:: Objective ::
Copy, in full, each line of the material that holds the word "美术学类".
╔══
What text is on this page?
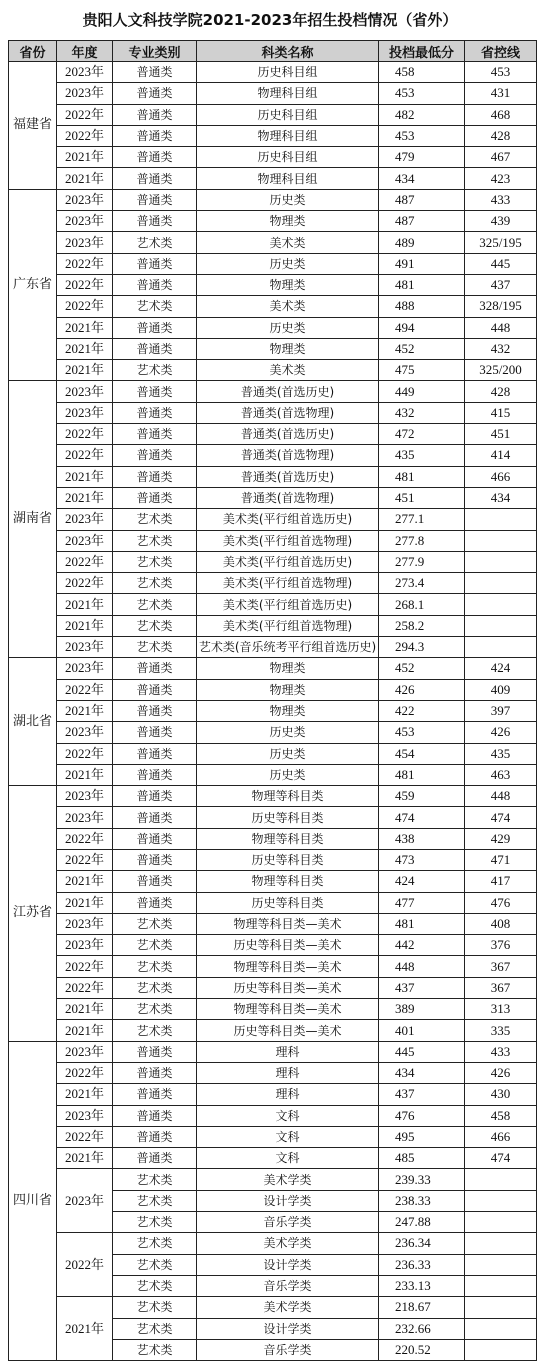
贵阳人文科技学院2021-2023年招生投档情况（省外）
省份	年度	专业类别	科类名称	投档最低分	省控线
福建省	2023年	普通类	历史科目组	458	453
	2023年	普通类	物理科目组	453	431
	2022年	普通类	历史科目组	482	468
	2022年	普通类	物理科目组	453	428
	2021年	普通类	历史科目组	479	467
	2021年	普通类	物理科目组	434	423
广东省	2023年	普通类	历史类	487	433
	2023年	普通类	物理类	487	439
	2023年	艺术类	美术类	489	325/195
	2022年	普通类	历史类	491	445
	2022年	普通类	物理类	481	437
	2022年	艺术类	美术类	488	328/195
	2021年	普通类	历史类	494	448
	2021年	普通类	物理类	452	432
	2021年	艺术类	美术类	475	325/200
湖南省	2023年	普通类	普通类(首选历史)	449	428
	2023年	普通类	普通类(首选物理)	432	415
	2022年	普通类	普通类(首选历史)	472	451
	2022年	普通类	普通类(首选物理)	435	414
	2021年	普通类	普通类(首选历史)	481	466
	2021年	普通类	普通类(首选物理)	451	434
	2023年	艺术类	美术类(平行组首选历史)	277.1	
	2023年	艺术类	美术类(平行组首选物理)	277.8	
	2022年	艺术类	美术类(平行组首选历史)	277.9	
	2022年	艺术类	美术类(平行组首选物理)	273.4	
	2021年	艺术类	美术类(平行组首选历史)	268.1	
	2021年	艺术类	美术类(平行组首选物理)	258.2	
	2023年	艺术类	艺术类(音乐统考平行组首选历史)	294.3	
湖北省	2023年	普通类	物理类	452	424
	2022年	普通类	物理类	426	409
	2021年	普通类	物理类	422	397
	2023年	普通类	历史类	453	426
	2022年	普通类	历史类	454	435
	2021年	普通类	历史类	481	463
江苏省	2023年	普通类	物理等科目类	459	448
	2023年	普通类	历史等科目类	474	474
	2022年	普通类	物理等科目类	438	429
	2022年	普通类	历史等科目类	473	471
	2021年	普通类	物理等科目类	424	417
	2021年	普通类	历史等科目类	477	476
	2023年	艺术类	物理等科目类—美术	481	408
	2023年	艺术类	历史等科目类—美术	442	376
	2022年	艺术类	物理等科目类—美术	448	367
	2022年	艺术类	历史等科目类—美术	437	367
	2021年	艺术类	物理等科目类—美术	389	313
	2021年	艺术类	历史等科目类—美术	401	335
四川省	2023年	普通类	理科	445	433
	2022年	普通类	理科	434	426
	2021年	普通类	理科	437	430
	2023年	普通类	文科	476	458
	2022年	普通类	文科	495	466
	2021年	普通类	文科	485	474
	2023年	艺术类	美术学类	239.33	
		艺术类	设计学类	238.33	
		艺术类	音乐学类	247.88	
	2022年	艺术类	美术学类	236.34	
		艺术类	设计学类	236.33	
		艺术类	音乐学类	233.13	
	2021年	艺术类	美术学类	218.67	
		艺术类	设计学类	232.66	
		艺术类	音乐学类	220.52	
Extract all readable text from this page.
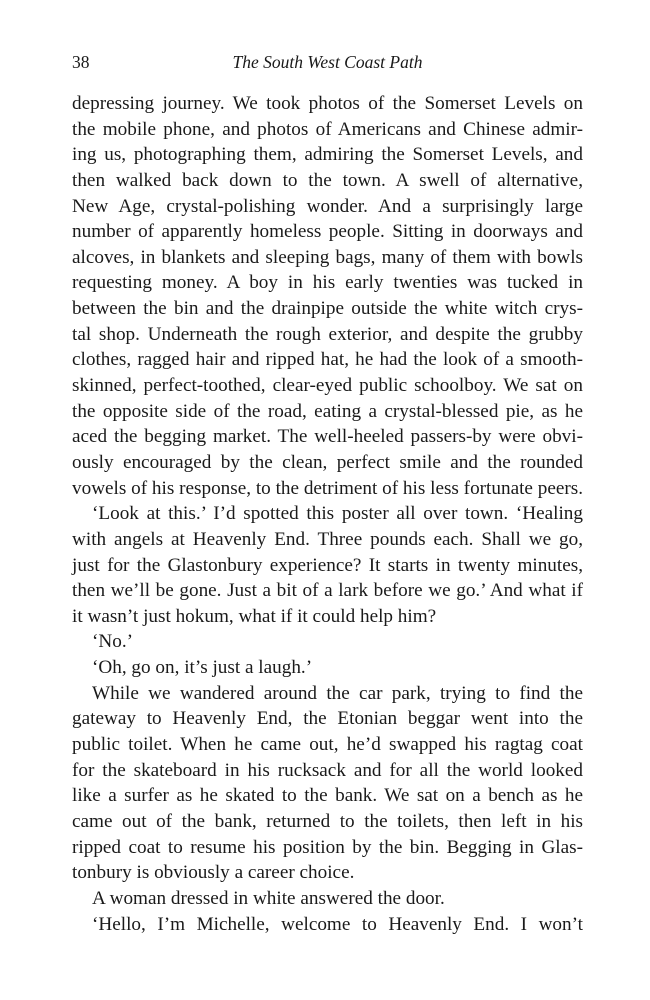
38	The South West Coast Path

depressing journey. We took photos of the Somerset Levels on
the mobile phone, and photos of Americans and Chinese admir-
ing us, photographing them, admiring the Somerset Levels, and
then walked back down to the town. A swell of alternative,
New Age, crystal-polishing wonder. And a surprisingly large
number of apparently homeless people. Sitting in doorways and
alcoves, in blankets and sleeping bags, many of them with bowls
requesting money. A boy in his early twenties was tucked in
between the bin and the drainpipe outside the white witch crys-
tal shop. Underneath the rough exterior, and despite the grubby
clothes, ragged hair and ripped hat, he had the look of a smooth-
skinned, perfect-toothed, clear-eyed public schoolboy. We sat on
the opposite side of the road, eating a crystal-blessed pie, as he
aced the begging market. The well-heeled passers-by were obvi-
ously encouraged by the clean, perfect smile and the rounded
vowels of his response, to the detriment of his less fortunate peers.

‘Look at this.’ I’d spotted this poster all over town. ‘Healing
with angels at Heavenly End. Three pounds each. Shall we go,
just for the Glastonbury experience? It starts in twenty minutes,
then we’ll be gone. Just a bit of a lark before we go.’ And what if
it wasn’t just hokum, what if it could help him?

‘No.’

‘Oh, go on, it’s just a laugh.’

While we wandered around the car park, trying to find the
gateway to Heavenly End, the Etonian beggar went into the
public toilet. When he came out, he’d swapped his ragtag coat
for the skateboard in his rucksack and for all the world looked
like a surfer as he skated to the bank. We sat on a bench as he
came out of the bank, returned to the toilets, then left in his
ripped coat to resume his position by the bin. Begging in Glas-
tonbury is obviously a career choice.

A woman dressed in white answered the door.

‘Hello, I’m Michelle, welcome to Heavenly End. I won’t
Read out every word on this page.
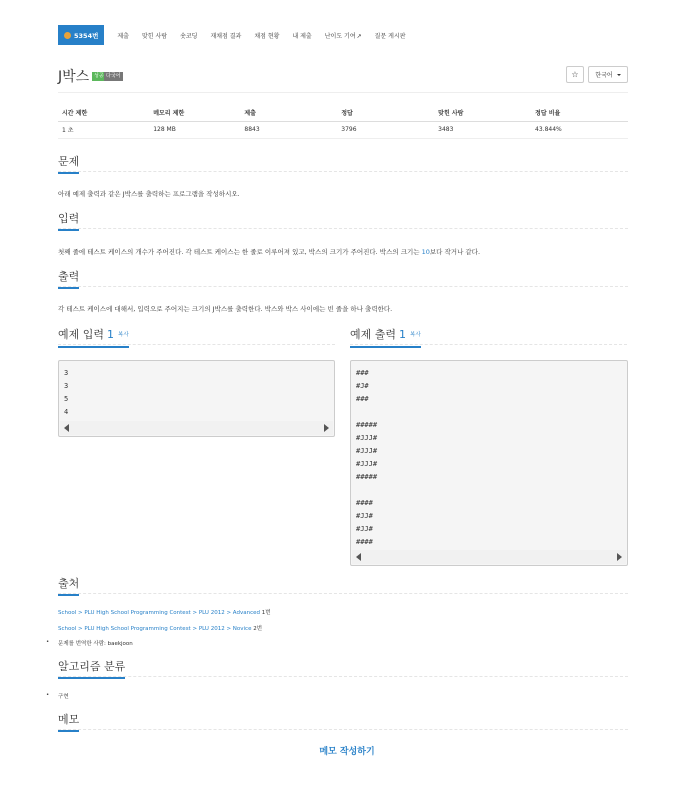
5354번	제출 맞힌 사람 숏코딩 재채점 결과 채점 현황 내 제출 난이도 기여↗ 질문 게시판
J박스 성공 다국어	☆	한국어
시간 제한	메모리 제한	제출	정답	맞힌 사람	정답 비율
1 초	128 MB	8843	3796	3483	43.844%
문제
아래 예제 출력과 같은 J박스를 출력하는 프로그램을 작성하시오.
입력
첫째 줄에 테스트 케이스의 개수가 주어진다. 각 테스트 케이스는 한 줄로 이루어져 있고, 박스의 크기가 주어진다. 박스의 크기는 10보다 작거나 같다.
출력
각 테스트 케이스에 대해서, 입력으로 주어지는 크기의 J박스를 출력한다. 박스와 박스 사이에는 빈 줄을 하나 출력한다.
예제 입력 1 복사
3
3
5
4
예제 출력 1 복사
###
#J#
###

#####
#JJJ#
#JJJ#
#JJJ#
#####

####
#JJ#
#JJ#
####
출처
School > PLU High School Programming Contest > PLU 2012 > Advanced 1번
School > PLU High School Programming Contest > PLU 2012 > Novice 2번
• 문제를 번역한 사람: baekjoon
알고리즘 분류
• 구현
메모
메모 작성하기
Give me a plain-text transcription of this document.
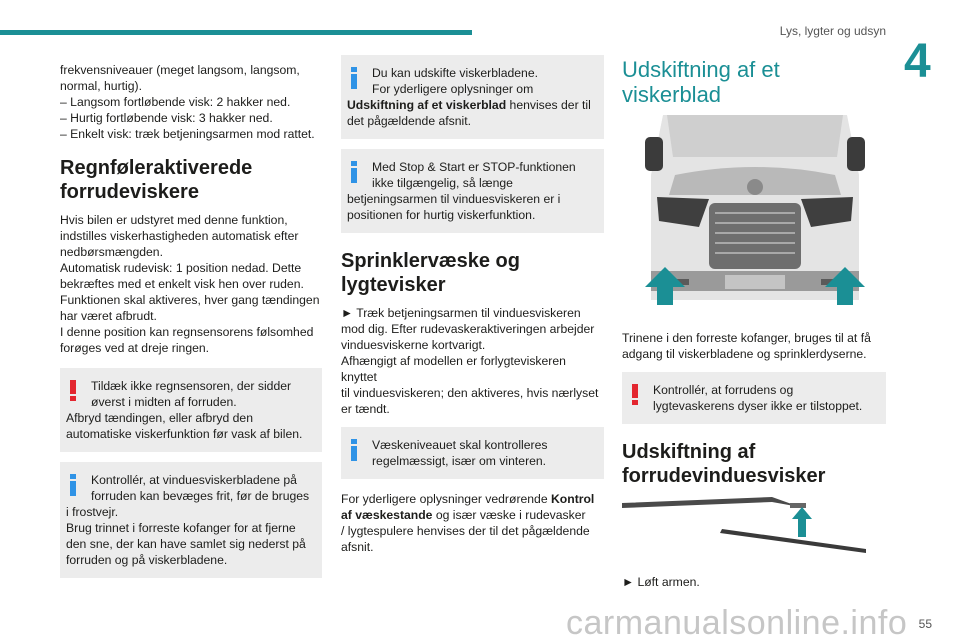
Lys, lygter og udsyn
4
frekvensniveauer (meget langsom, langsom,
normal, hurtig).
– Langsom fortløbende visk: 2 hakker ned.
– Hurtig fortløbende visk: 3 hakker ned.
– Enkelt visk: træk betjeningsarmen mod rattet.
Regnføleraktiverede
forrudeviskere
Hvis bilen er udstyret med denne funktion,
indstilles viskerhastigheden automatisk efter
nedbørsmængden.
Automatisk rudevisk: 1 position nedad. Dette
bekræftes med et enkelt visk hen over ruden.
Funktionen skal aktiveres, hver gang tændingen
har været afbrudt.
I denne position kan regnsensorens følsomhed
forøges ved at dreje ringen.
Tildæk ikke regnsensoren, der sidder
øverst i midten af forruden.
Afbryd tændingen, eller afbryd den
automatiske viskerfunktion før vask af bilen.
Kontrollér, at vinduesviskerbladene på
forruden kan bevæges frit, før de bruges
i frostvejr.
Brug trinnet i forreste kofanger for at fjerne
den sne, der kan have samlet sig nederst på
forruden og på viskerbladene.
Du kan udskifte viskerbladene.
For yderligere oplysninger om
Udskiftning af et viskerblad henvises der til
det pågældende afsnit.
Med Stop & Start er STOP-funktionen
ikke tilgængelig, så længe
betjeningsarmen til vinduesviskeren er i
positionen for hurtig viskerfunktion.
Sprinklervæske og
lygtevisker
► Træk betjeningsarmen til vinduesviskeren
mod dig. Efter rudevaskeraktiveringen arbejder
vinduesviskerne kortvarigt.
Afhængigt af modellen er forlygteviskeren knyttet
til vinduesviskeren; den aktiveres, hvis nærlyset
er tændt.
Væskeniveauet skal kontrolleres
regelmæssigt, især om vinteren.
For yderligere oplysninger vedrørende Kontrol
af væskestande og især væske i rudevasker
/ lygtespulere henvises der til det pågældende
afsnit.
Udskiftning af et
viskerblad
Trinene i den forreste kofanger, bruges til at få
adgang til viskerbladene og sprinklerdyserne.
Kontrollér, at forrudens og
lygtevaskerens dyser ikke er tilstoppet.
Udskiftning af
forrudevinduesvisker
► Løft armen.
carmanualsonline.info 55
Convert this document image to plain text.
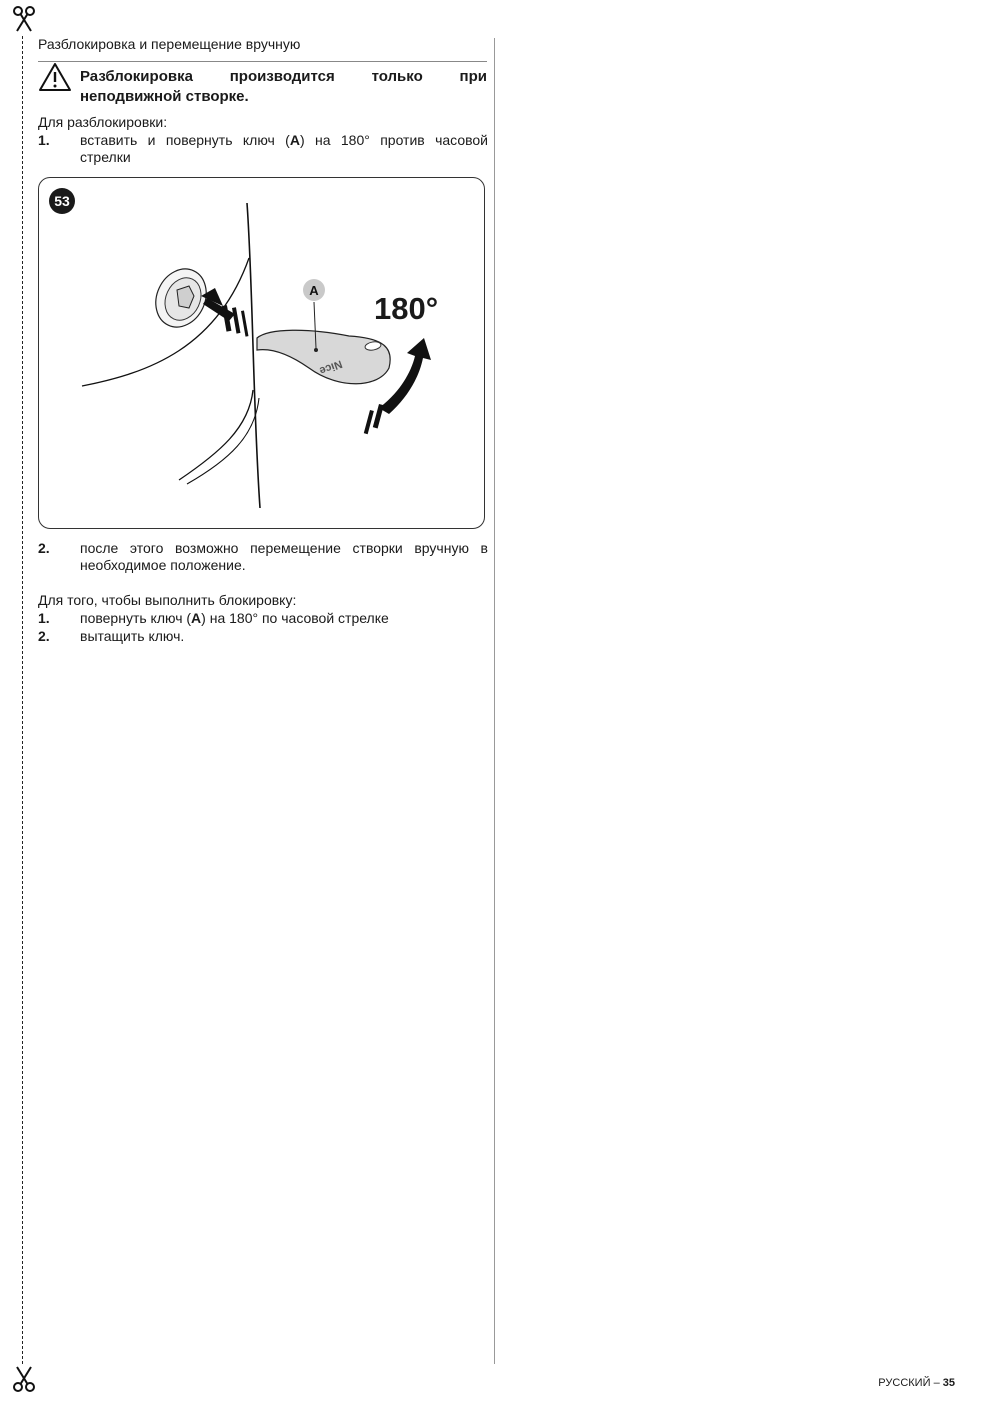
Разблокировка и перемещение вручную
Разблокировка производится только при неподвижной створке.
Для разблокировки:
1. вставить и повернуть ключ (A) на 180° против часовой стрелки
Nice
53
A
180°
2. после этого возможно перемещение створки вручную в необходимое положение.
Для того, чтобы выполнить блокировку:
1. повернуть ключ (A) на 180° по часовой стрелке
2. вытащить ключ.
РУССКИЙ – 35
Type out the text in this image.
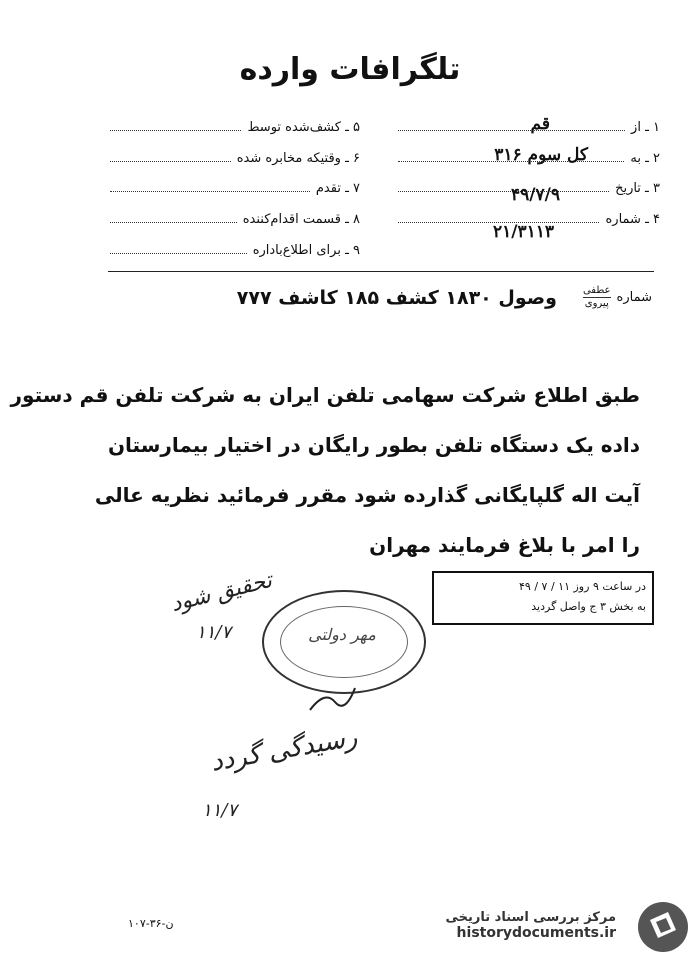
تلگرافات وارده
۱ ـ از
قم
۲ ـ به
کل سوم ۳۱۶
۳ ـ تاریخ
۴۹/۷/۹
۴ ـ شماره
۲۱/۳۱۱۳
۵ ـ کشف‌شده توسط
۶ ـ وقتیکه مخابره شده
۷ ـ تقدم
۸ ـ قسمت اقدام‌کننده
۹ ـ برای اطلاع‌باداره
شماره
عطفی
پیروی
وصول ۱۸۳۰ کشف ۱۸۵ کاشف ۷۷۷
طبق اطلاع شرکت سهامی تلفن ایران به شرکت تلفن قم دستور
داده یک دستگاه تلفن بطور رایگان در اختیار بیمارستان
آیت اله گلپایگانی گذارده شود مقرر فرمائید نظریه عالی
را امر با بلاغ فرمایند مهران
در ساعت ۹ روز ۱۱ / ۷ / ۴۹
به بخش ۳ ج واصل گردید
مهر دولتی
تحقیق شود
۱۱/۷
رسیدگی گردد
۱۱/۷
ن-۳۶-۱۰۷	مرکز بررسی اسناد تاریخی
historydocuments.ir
╚══
:: Solution ::
	2023年	艺术类	美术学类	239.33	
	2022年	艺术类	美术学类	236.34	
	2021年	艺术类	美术学类	218.67	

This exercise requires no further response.